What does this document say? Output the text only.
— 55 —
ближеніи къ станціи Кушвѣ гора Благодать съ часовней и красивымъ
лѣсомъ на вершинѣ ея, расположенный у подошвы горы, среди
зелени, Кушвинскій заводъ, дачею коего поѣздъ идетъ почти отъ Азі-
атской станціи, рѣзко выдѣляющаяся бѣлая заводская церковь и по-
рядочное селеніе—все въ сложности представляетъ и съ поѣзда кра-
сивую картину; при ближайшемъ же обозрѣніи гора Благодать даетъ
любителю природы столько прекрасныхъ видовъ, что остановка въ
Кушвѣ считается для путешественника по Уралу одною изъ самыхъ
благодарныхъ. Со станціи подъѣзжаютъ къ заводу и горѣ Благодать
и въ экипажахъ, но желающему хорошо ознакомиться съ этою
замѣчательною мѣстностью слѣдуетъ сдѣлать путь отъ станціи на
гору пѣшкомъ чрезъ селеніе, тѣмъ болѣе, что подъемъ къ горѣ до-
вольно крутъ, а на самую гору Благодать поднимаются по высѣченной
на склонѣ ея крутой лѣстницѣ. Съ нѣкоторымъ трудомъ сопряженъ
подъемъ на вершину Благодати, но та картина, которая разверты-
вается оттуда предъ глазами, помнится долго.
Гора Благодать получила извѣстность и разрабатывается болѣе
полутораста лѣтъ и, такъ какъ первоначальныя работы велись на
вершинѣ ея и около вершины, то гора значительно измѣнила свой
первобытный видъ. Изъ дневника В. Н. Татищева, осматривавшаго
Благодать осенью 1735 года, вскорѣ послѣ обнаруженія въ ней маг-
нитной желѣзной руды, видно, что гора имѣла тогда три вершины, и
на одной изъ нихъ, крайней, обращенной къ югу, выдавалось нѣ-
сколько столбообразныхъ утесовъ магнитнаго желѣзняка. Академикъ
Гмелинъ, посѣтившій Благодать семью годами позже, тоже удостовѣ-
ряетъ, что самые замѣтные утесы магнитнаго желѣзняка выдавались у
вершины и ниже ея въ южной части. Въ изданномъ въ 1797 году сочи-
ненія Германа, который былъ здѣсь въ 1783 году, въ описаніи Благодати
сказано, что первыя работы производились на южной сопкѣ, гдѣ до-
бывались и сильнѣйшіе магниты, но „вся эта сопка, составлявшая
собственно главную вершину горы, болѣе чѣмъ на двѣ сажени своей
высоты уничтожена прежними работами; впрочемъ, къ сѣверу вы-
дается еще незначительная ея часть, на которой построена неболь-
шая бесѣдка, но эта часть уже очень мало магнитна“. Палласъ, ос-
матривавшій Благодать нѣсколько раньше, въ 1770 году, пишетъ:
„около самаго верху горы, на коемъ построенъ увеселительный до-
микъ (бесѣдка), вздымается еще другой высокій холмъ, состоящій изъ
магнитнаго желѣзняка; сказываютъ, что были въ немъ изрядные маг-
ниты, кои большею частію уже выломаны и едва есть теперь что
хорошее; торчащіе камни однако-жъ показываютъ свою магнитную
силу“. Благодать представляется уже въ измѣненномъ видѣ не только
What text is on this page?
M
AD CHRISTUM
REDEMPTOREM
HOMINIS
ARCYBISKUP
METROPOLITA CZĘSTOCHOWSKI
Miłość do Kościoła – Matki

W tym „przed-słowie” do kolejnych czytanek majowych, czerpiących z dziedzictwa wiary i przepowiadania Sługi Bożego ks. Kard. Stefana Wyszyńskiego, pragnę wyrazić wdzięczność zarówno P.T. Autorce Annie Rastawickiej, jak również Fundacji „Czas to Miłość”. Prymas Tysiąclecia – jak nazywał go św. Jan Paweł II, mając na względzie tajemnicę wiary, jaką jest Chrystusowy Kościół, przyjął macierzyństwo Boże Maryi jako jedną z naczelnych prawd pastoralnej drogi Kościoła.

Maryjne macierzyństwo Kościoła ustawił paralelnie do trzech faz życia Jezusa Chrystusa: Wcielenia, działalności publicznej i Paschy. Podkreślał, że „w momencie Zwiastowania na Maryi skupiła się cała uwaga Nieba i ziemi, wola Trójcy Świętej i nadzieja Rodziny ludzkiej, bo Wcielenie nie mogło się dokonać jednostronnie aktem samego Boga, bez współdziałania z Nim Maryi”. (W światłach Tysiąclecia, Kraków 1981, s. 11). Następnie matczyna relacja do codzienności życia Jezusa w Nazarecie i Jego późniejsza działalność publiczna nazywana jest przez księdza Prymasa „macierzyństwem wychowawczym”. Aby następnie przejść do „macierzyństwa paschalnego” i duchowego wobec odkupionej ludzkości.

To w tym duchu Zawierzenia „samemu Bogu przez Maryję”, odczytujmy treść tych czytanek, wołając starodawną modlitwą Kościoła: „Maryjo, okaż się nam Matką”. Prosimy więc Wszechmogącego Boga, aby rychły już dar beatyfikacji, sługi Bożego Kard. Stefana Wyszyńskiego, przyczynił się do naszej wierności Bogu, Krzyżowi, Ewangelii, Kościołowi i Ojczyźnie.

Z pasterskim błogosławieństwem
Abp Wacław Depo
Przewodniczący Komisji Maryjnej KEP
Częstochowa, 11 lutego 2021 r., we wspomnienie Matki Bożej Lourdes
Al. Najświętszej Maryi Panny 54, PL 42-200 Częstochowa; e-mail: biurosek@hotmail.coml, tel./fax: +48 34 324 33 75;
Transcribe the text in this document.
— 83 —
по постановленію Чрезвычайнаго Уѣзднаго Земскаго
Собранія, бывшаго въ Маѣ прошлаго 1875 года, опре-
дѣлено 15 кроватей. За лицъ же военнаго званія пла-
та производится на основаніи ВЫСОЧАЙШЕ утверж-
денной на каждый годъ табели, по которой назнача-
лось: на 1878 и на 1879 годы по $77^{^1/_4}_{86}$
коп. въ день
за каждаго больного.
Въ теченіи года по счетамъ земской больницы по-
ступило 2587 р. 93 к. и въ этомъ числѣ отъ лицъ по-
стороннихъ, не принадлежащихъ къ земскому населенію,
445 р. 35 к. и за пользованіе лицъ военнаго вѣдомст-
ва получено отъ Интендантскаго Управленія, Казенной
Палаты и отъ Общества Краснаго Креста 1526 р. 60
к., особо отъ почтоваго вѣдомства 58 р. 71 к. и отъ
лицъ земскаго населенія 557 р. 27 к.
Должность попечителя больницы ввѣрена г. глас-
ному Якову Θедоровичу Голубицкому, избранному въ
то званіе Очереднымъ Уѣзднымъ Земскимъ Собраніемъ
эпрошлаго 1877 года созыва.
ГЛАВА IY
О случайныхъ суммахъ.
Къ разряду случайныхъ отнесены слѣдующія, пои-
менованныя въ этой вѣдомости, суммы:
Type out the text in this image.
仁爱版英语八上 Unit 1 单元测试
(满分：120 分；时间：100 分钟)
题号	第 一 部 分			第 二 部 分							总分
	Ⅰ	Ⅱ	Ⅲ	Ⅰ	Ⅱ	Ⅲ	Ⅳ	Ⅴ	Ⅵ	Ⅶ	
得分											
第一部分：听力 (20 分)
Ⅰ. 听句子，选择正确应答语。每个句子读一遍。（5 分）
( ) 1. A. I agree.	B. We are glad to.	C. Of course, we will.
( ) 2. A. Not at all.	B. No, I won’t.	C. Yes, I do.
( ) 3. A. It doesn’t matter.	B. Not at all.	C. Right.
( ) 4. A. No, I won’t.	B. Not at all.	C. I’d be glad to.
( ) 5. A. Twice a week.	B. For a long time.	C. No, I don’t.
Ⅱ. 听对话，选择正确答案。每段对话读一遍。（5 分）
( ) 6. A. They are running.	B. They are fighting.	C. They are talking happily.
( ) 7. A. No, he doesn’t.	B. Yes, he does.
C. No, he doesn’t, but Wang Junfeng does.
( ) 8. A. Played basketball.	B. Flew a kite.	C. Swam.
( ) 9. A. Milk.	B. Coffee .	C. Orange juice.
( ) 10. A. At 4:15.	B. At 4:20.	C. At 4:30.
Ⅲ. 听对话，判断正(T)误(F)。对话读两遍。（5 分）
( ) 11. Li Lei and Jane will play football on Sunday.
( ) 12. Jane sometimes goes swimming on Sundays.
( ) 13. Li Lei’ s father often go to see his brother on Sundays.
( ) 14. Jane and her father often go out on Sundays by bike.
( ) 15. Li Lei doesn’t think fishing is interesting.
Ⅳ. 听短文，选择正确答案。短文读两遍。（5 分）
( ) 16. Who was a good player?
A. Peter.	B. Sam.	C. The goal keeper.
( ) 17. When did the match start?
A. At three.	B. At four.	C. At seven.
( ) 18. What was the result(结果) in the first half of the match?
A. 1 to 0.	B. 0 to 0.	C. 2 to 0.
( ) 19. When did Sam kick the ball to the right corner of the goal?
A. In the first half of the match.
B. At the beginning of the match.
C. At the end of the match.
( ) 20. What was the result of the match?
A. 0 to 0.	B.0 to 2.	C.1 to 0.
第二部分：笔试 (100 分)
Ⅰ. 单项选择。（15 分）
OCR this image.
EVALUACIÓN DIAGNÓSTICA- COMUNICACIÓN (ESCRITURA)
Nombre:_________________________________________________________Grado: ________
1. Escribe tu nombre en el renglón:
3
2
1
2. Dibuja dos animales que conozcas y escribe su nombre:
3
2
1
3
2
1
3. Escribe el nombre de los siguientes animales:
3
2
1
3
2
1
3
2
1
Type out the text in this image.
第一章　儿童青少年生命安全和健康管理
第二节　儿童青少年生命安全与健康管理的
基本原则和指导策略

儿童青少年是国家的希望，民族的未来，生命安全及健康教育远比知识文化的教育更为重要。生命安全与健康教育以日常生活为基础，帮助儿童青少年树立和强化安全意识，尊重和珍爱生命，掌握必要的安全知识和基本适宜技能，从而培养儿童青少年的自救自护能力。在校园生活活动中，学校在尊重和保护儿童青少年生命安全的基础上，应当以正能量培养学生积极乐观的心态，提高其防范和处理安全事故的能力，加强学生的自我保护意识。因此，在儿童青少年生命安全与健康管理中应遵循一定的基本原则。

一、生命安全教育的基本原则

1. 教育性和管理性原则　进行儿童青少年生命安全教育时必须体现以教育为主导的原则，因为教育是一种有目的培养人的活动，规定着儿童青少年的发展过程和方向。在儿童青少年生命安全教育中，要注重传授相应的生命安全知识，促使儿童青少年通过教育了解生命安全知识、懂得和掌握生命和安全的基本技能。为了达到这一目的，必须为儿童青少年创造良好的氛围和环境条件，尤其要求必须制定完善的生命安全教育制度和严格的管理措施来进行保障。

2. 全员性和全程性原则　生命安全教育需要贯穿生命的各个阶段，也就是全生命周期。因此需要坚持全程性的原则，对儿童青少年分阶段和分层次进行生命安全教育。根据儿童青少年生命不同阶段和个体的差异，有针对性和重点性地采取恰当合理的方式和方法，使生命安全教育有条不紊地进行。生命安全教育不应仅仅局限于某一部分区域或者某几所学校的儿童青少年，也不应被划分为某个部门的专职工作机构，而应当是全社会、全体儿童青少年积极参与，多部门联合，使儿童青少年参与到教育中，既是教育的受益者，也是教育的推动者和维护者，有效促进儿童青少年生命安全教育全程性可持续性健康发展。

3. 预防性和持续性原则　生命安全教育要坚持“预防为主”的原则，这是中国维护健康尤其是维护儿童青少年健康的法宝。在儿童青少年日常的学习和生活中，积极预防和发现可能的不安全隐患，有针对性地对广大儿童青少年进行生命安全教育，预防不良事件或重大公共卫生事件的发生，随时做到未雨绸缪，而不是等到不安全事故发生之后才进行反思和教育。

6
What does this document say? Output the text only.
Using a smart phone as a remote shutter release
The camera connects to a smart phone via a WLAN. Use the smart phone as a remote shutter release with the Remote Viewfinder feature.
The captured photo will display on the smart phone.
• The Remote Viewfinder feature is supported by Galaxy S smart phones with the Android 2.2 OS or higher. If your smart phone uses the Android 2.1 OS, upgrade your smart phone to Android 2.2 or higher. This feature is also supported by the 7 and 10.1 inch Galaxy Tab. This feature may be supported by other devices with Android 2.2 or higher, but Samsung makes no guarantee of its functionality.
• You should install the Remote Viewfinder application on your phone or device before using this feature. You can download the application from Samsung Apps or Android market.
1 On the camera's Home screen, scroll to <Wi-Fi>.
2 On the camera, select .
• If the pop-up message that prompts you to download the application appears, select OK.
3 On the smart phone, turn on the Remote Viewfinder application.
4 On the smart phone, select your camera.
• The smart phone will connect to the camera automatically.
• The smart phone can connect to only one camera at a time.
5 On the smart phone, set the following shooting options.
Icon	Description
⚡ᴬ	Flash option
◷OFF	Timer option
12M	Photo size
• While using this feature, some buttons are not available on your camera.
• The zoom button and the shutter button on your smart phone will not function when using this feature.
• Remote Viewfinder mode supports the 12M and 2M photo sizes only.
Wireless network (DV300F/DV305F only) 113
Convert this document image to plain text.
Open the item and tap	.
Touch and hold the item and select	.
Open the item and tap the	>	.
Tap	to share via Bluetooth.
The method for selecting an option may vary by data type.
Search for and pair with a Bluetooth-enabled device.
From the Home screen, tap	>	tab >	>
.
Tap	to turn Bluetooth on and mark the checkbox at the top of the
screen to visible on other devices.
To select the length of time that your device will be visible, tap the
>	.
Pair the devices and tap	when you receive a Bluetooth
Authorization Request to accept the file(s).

........

# [Direction]
Filter the records, keeping only lines that contain "devices", and show those lines.

# [Solution]
• The Remote Viewfinder feature is supported by Galaxy S smart phones with the Android 2.2 OS or higher. If your smart phone uses the Android 2.1 OS, upgrade your smart phone to Android 2.2 or higher. This feature is also supported by the 7 and 10.1 inch Galaxy Tab. This feature may be supported by other devices with Android 2.2 or higher, but Samsung makes no guarantee of its functionality.
screen to visible on other devices.
Pair the devices and tap	when you receive a Bluetooth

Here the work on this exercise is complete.